**SET TASK:** Restate the entries word for word, omitting nothing.

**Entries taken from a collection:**

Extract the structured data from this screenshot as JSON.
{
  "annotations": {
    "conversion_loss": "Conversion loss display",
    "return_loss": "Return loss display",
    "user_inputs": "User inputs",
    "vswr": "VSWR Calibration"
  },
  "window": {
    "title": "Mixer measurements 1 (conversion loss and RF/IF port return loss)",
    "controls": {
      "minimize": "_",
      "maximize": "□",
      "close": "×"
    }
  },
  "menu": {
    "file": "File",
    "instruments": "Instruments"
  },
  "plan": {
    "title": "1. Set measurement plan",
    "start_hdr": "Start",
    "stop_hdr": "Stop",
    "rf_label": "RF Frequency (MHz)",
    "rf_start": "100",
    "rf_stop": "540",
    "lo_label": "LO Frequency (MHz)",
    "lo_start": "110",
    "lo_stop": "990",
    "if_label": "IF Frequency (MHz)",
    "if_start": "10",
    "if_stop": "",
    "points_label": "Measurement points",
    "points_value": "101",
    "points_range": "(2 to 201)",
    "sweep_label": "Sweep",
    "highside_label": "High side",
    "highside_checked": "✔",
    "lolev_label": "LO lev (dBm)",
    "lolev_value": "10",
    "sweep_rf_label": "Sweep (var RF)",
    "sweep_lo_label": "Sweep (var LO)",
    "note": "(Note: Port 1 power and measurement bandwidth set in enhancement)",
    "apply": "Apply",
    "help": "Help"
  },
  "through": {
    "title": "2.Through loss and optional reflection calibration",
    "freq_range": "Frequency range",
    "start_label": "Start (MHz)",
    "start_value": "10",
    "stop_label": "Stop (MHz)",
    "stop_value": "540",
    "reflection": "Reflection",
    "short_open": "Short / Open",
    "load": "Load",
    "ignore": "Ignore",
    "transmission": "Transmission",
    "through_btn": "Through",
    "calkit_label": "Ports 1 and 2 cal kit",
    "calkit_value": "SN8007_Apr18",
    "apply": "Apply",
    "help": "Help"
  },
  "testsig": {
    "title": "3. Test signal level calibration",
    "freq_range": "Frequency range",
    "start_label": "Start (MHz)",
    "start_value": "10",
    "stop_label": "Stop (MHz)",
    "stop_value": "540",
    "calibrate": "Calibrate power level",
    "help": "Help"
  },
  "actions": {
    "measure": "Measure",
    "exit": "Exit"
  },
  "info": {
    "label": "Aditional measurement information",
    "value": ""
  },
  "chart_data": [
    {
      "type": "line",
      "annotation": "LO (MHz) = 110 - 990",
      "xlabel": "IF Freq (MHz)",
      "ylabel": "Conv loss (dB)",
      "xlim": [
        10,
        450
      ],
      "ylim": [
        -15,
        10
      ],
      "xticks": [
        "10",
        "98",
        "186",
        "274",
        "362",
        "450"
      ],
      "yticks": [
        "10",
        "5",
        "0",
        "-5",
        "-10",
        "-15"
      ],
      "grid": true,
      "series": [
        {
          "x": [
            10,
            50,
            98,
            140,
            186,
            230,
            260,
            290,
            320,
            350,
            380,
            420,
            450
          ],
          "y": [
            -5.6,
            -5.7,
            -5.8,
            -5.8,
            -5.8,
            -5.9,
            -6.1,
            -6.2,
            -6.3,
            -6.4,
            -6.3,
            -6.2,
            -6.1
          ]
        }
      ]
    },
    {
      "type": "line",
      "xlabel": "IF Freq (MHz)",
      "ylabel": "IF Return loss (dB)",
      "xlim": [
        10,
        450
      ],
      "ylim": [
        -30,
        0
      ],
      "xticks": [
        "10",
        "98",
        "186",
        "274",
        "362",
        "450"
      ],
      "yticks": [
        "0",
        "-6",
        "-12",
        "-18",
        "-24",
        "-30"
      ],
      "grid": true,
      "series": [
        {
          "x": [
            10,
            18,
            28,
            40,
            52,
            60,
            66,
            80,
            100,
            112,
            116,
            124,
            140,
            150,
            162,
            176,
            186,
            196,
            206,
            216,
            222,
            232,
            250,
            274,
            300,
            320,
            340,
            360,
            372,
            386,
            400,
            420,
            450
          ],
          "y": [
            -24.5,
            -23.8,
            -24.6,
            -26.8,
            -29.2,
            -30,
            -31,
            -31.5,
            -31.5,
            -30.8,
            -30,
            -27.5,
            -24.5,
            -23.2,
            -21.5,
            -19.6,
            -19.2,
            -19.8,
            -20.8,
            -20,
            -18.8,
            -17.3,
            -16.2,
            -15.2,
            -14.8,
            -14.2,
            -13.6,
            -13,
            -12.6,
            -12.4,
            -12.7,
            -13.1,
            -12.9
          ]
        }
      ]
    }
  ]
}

**OUTPUT FOR THIS EXERCISE:**
Extract the structured data from this screenshot as JSON.
{
  "annotations": {
    "conversion_loss": "Conversion loss display",
    "return_loss": "Return loss display",
    "user_inputs": "User inputs",
    "vswr": "VSWR Calibration"
  },
  "window": {
    "title": "Mixer measurements 1 (conversion loss and RF/IF port return loss)",
    "controls": {
      "minimize": "_",
      "maximize": "□",
      "close": "×"
    }
  },
  "menu": {
    "file": "File",
    "instruments": "Instruments"
  },
  "plan": {
    "title": "1. Set measurement plan",
    "start_hdr": "Start",
    "stop_hdr": "Stop",
    "rf_label": "RF Frequency (MHz)",
    "rf_start": "100",
    "rf_stop": "540",
    "lo_label": "LO Frequency (MHz)",
    "lo_start": "110",
    "lo_stop": "990",
    "if_label": "IF Frequency (MHz)",
    "if_start": "10",
    "if_stop": "",
    "points_label": "Measurement points",
    "points_value": "101",
    "points_range": "(2 to 201)",
    "sweep_label": "Sweep",
    "highside_label": "High side",
    "highside_checked": "✔",
    "lolev_label": "LO lev (dBm)",
    "lolev_value": "10",
    "sweep_rf_label": "Sweep (var RF)",
    "sweep_lo_label": "Sweep (var LO)",
    "note": "(Note: Port 1 power and measurement bandwidth set in enhancement)",
    "apply": "Apply",
    "help": "Help"
  },
  "through": {
    "title": "2.Through loss and optional reflection calibration",
    "freq_range": "Frequency range",
    "start_label": "Start (MHz)",
    "start_value": "10",
    "stop_label": "Stop (MHz)",
    "stop_value": "540",
    "reflection": "Reflection",
    "short_open": "Short / Open",
    "load": "Load",
    "ignore": "Ignore",
    "transmission": "Transmission",
    "through_btn": "Through",
    "calkit_label": "Ports 1 and 2 cal kit",
    "calkit_value": "SN8007_Apr18",
    "apply": "Apply",
    "help": "Help"
  },
  "testsig": {
    "title": "3. Test signal level calibration",
    "freq_range": "Frequency range",
    "start_label": "Start (MHz)",
    "start_value": "10",
    "stop_label": "Stop (MHz)",
    "stop_value": "540",
    "calibrate": "Calibrate power level",
    "help": "Help"
  },
  "actions": {
    "measure": "Measure",
    "exit": "Exit"
  },
  "info": {
    "label": "Aditional measurement information",
    "value": ""
  },
  "chart_data": [
    {
      "type": "line",
      "annotation": "LO (MHz) = 110 - 990",
      "xlabel": "IF Freq (MHz)",
      "ylabel": "Conv loss (dB)",
      "xlim": [
        10,
        450
      ],
      "ylim": [
        -15,
        10
      ],
      "xticks": [
        "10",
        "98",
        "186",
        "274",
        "362",
        "450"
      ],
      "yticks": [
        "10",
        "5",
        "0",
        "-5",
        "-10",
        "-15"
      ],
      "grid": true,
      "series": [
        {
          "x": [
            10,
            50,
            98,
            140,
            186,
            230,
            260,
            290,
            320,
            350,
            380,
            420,
            450
          ],
          "y": [
            -5.6,
            -5.7,
            -5.8,
            -5.8,
            -5.8,
            -5.9,
            -6.1,
            -6.2,
            -6.3,
            -6.4,
            -6.3,
            -6.2,
            -6.1
          ]
        }
      ]
    },
    {
      "type": "line",
      "xlabel": "IF Freq (MHz)",
      "ylabel": "IF Return loss (dB)",
      "xlim": [
        10,
        450
      ],
      "ylim": [
        -30,
        0
      ],
      "xticks": [
        "10",
        "98",
        "186",
        "274",
        "362",
        "450"
      ],
      "yticks": [
        "0",
        "-6",
        "-12",
        "-18",
        "-24",
        "-30"
      ],
      "grid": true,
      "series": [
        {
          "x": [
            10,
            18,
            28,
            40,
            52,
            60,
            66,
            80,
            100,
            112,
            116,
            124,
            140,
            150,
            162,
            176,
            186,
            196,
            206,
            216,
            222,
            232,
            250,
            274,
            300,
            320,
            340,
            360,
            372,
            386,
            400,
            420,
            450
          ],
          "y": [
            -24.5,
            -23.8,
            -24.6,
            -26.8,
            -29.2,
            -30,
            -31,
            -31.5,
            -31.5,
            -30.8,
            -30,
            -27.5,
            -24.5,
            -23.2,
            -21.5,
            -19.6,
            -19.2,
            -19.8,
            -20.8,
            -20,
            -18.8,
            -17.3,
            -16.2,
            -15.2,
            -14.8,
            -14.2,
            -13.6,
            -13,
            -12.6,
            -12.4,
            -12.7,
            -13.1,
            -12.9
          ]
        }
      ]
    }
  ]
}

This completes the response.